▶ [Stated problem]: Transcribe the full listing exactly, and drop every picture.

▶ [Recorded information]:
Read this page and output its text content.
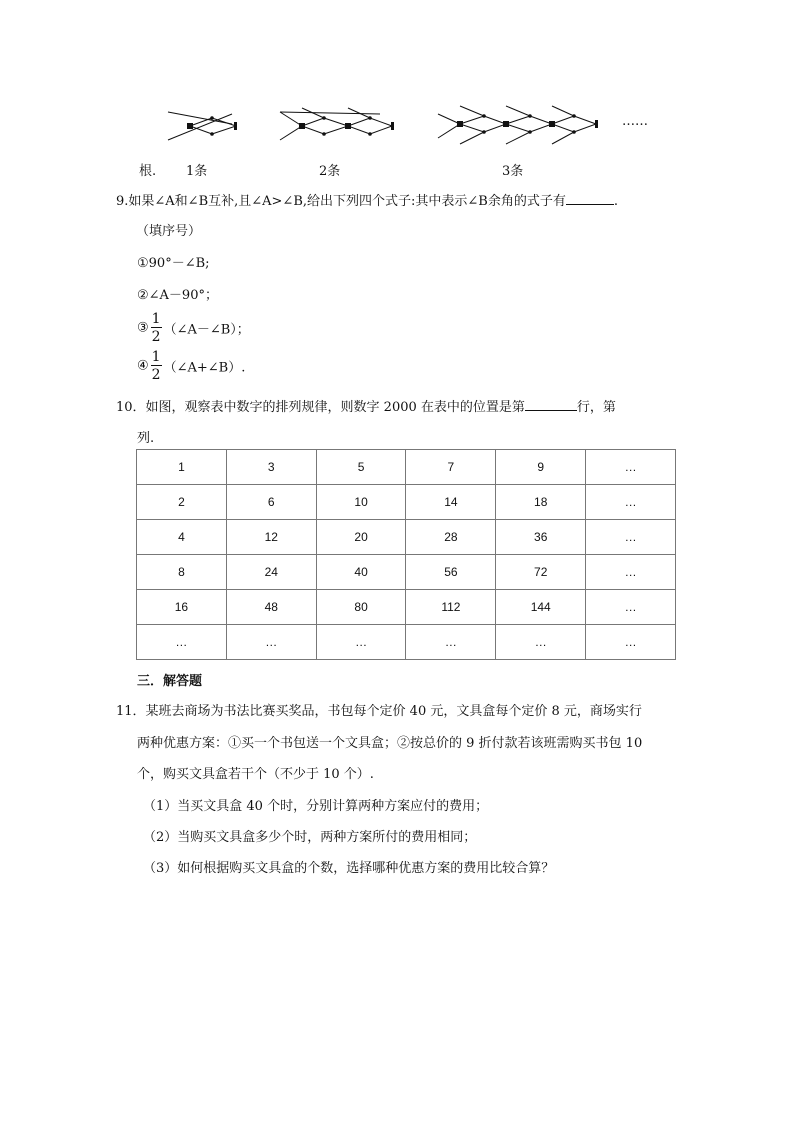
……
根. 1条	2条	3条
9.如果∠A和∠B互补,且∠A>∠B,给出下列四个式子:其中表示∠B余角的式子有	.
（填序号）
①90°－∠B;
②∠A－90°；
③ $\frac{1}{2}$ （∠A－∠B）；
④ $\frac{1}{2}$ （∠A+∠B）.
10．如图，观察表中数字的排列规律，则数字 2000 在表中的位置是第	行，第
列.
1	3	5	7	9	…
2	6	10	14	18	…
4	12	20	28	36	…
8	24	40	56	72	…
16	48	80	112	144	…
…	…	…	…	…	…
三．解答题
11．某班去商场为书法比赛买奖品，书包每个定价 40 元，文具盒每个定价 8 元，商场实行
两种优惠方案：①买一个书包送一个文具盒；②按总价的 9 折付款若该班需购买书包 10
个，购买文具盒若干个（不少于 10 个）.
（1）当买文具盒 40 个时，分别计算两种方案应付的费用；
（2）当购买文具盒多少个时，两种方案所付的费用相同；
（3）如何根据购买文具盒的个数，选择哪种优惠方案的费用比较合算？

▶ [Result below]:
Read this page and output its text content.
……
根. 1条	2条	3条
9.如果∠A和∠B互补,且∠A>∠B,给出下列四个式子:其中表示∠B余角的式子有	.
（填序号）
①90°－∠B;
②∠A－90°；
③ $\frac{1}{2}$ （∠A－∠B）；
④ $\frac{1}{2}$ （∠A+∠B）.
10．如图，观察表中数字的排列规律，则数字 2000 在表中的位置是第	行，第
列.
1	3	5	7	9	…
2	6	10	14	18	…
4	12	20	28	36	…
8	24	40	56	72	…
16	48	80	112	144	…
…	…	…	…	…	…
三．解答题
11．某班去商场为书法比赛买奖品，书包每个定价 40 元，文具盒每个定价 8 元，商场实行
两种优惠方案：①买一个书包送一个文具盒；②按总价的 9 折付款若该班需购买书包 10
个，购买文具盒若干个（不少于 10 个）.
（1）当买文具盒 40 个时，分别计算两种方案应付的费用；
（2）当购买文具盒多少个时，两种方案所付的费用相同；
（3）如何根据购买文具盒的个数，选择哪种优惠方案的费用比较合算？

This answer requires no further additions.